Every record must appear in your copy exactly as written, with no pictures.

_Exercise materials_
------------------------

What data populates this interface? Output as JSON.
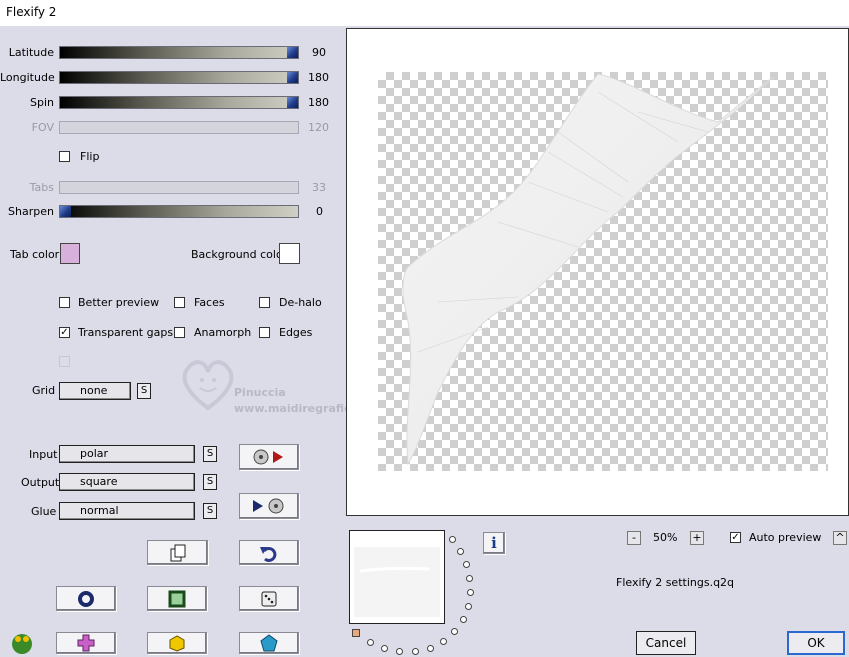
{
  "window": {
    "title": "Flexify 2"
  },
  "sliders": [
    {
      "label": "Latitude",
      "value": "90",
      "enabled": true,
      "level": 1.0
    },
    {
      "label": "Longitude",
      "value": "180",
      "enabled": true,
      "level": 1.0
    },
    {
      "label": "Spin",
      "value": "180",
      "enabled": true,
      "level": 1.0
    },
    {
      "label": "FOV",
      "value": "120",
      "enabled": false
    },
    {
      "label": "Tabs",
      "value": "33",
      "enabled": false
    },
    {
      "label": "Sharpen",
      "value": "0",
      "enabled": true,
      "level": 0.0
    }
  ],
  "flip": {
    "label": "Flip",
    "checked": false
  },
  "tab_color": {
    "label": "Tab color",
    "color": "#d8b0dc"
  },
  "background_color": {
    "label": "Background color",
    "color": "#ffffff"
  },
  "options": {
    "better_preview": {
      "label": "Better preview",
      "checked": false
    },
    "faces": {
      "label": "Faces",
      "checked": false
    },
    "de_halo": {
      "label": "De-halo",
      "checked": false
    },
    "transparent_gaps": {
      "label": "Transparent gaps",
      "checked": true
    },
    "anamorph": {
      "label": "Anamorph",
      "checked": false
    },
    "edges": {
      "label": "Edges",
      "checked": false
    }
  },
  "grid": {
    "label": "Grid",
    "value": "none",
    "s_label": "S"
  },
  "input": {
    "label": "Input",
    "value": "polar",
    "s_label": "S"
  },
  "output": {
    "label": "Output",
    "value": "square",
    "s_label": "S"
  },
  "glue": {
    "label": "Glue",
    "value": "normal",
    "s_label": "S"
  },
  "watermark": {
    "name": "Pinuccia",
    "url": "www.maidiregrafica.eu"
  },
  "zoom": {
    "minus": "-",
    "value": "50%",
    "plus": "+"
  },
  "auto_preview": {
    "label": "Auto preview",
    "checked": true
  },
  "collapse_label": "^",
  "info_label": "i",
  "settings_file": "Flexify 2 settings.q2q",
  "buttons": {
    "cancel": "Cancel",
    "ok": "OK"
  },
  "colors": {
    "accent_thumb": "#203c88",
    "background": "#dcdbe8"
  }
}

------------------------

_The result_
What data populates this interface? Output as JSON.
{
  "window": {
    "title": "Flexify 2"
  },
  "sliders": [
    {
      "label": "Latitude",
      "value": "90",
      "enabled": true,
      "level": 1.0
    },
    {
      "label": "Longitude",
      "value": "180",
      "enabled": true,
      "level": 1.0
    },
    {
      "label": "Spin",
      "value": "180",
      "enabled": true,
      "level": 1.0
    },
    {
      "label": "FOV",
      "value": "120",
      "enabled": false
    },
    {
      "label": "Tabs",
      "value": "33",
      "enabled": false
    },
    {
      "label": "Sharpen",
      "value": "0",
      "enabled": true,
      "level": 0.0
    }
  ],
  "flip": {
    "label": "Flip",
    "checked": false
  },
  "tab_color": {
    "label": "Tab color",
    "color": "#d8b0dc"
  },
  "background_color": {
    "label": "Background color",
    "color": "#ffffff"
  },
  "options": {
    "better_preview": {
      "label": "Better preview",
      "checked": false
    },
    "faces": {
      "label": "Faces",
      "checked": false
    },
    "de_halo": {
      "label": "De-halo",
      "checked": false
    },
    "transparent_gaps": {
      "label": "Transparent gaps",
      "checked": true
    },
    "anamorph": {
      "label": "Anamorph",
      "checked": false
    },
    "edges": {
      "label": "Edges",
      "checked": false
    }
  },
  "grid": {
    "label": "Grid",
    "value": "none",
    "s_label": "S"
  },
  "input": {
    "label": "Input",
    "value": "polar",
    "s_label": "S"
  },
  "output": {
    "label": "Output",
    "value": "square",
    "s_label": "S"
  },
  "glue": {
    "label": "Glue",
    "value": "normal",
    "s_label": "S"
  },
  "watermark": {
    "name": "Pinuccia",
    "url": "www.maidiregrafica.eu"
  },
  "zoom": {
    "minus": "-",
    "value": "50%",
    "plus": "+"
  },
  "auto_preview": {
    "label": "Auto preview",
    "checked": true
  },
  "collapse_label": "^",
  "info_label": "i",
  "settings_file": "Flexify 2 settings.q2q",
  "buttons": {
    "cancel": "Cancel",
    "ok": "OK"
  },
  "colors": {
    "accent_thumb": "#203c88",
    "background": "#dcdbe8"
  }
}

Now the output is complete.